- TO DO -
In the data that follows, determine how many lines contain the word "document", and give only that number.

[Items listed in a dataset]

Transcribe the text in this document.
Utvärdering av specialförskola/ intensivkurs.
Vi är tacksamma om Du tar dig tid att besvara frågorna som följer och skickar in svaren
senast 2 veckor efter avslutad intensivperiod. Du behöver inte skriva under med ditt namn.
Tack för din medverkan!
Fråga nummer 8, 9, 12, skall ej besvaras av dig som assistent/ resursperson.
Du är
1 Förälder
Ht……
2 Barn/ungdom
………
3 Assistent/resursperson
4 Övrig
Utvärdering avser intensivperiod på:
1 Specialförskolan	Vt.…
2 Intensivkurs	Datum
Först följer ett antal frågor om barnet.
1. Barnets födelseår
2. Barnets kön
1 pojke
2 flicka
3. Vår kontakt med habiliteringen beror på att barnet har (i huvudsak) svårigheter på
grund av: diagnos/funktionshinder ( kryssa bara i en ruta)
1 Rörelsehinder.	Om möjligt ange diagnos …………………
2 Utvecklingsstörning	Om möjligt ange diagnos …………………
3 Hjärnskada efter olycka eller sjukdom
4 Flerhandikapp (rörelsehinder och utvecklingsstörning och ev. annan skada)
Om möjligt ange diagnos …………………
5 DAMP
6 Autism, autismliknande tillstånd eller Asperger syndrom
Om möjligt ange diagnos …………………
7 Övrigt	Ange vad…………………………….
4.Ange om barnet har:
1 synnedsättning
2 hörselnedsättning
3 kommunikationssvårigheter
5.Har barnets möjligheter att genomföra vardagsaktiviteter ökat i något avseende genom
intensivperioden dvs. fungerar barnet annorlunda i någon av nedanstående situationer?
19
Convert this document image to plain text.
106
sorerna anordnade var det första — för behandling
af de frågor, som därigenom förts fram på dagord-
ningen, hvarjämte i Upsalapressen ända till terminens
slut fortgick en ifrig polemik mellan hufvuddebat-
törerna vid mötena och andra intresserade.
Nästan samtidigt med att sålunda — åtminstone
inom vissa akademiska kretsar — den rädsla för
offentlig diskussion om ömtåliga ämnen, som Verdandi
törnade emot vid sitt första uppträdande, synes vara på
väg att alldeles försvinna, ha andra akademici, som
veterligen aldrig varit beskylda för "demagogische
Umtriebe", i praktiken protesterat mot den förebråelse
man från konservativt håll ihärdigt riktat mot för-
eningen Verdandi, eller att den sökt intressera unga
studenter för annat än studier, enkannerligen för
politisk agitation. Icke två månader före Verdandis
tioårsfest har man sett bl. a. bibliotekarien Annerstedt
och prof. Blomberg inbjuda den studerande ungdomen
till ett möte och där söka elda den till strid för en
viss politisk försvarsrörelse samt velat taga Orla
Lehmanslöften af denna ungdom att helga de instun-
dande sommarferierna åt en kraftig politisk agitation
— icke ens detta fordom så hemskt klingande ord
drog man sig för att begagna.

- FINAL ANSWER -
2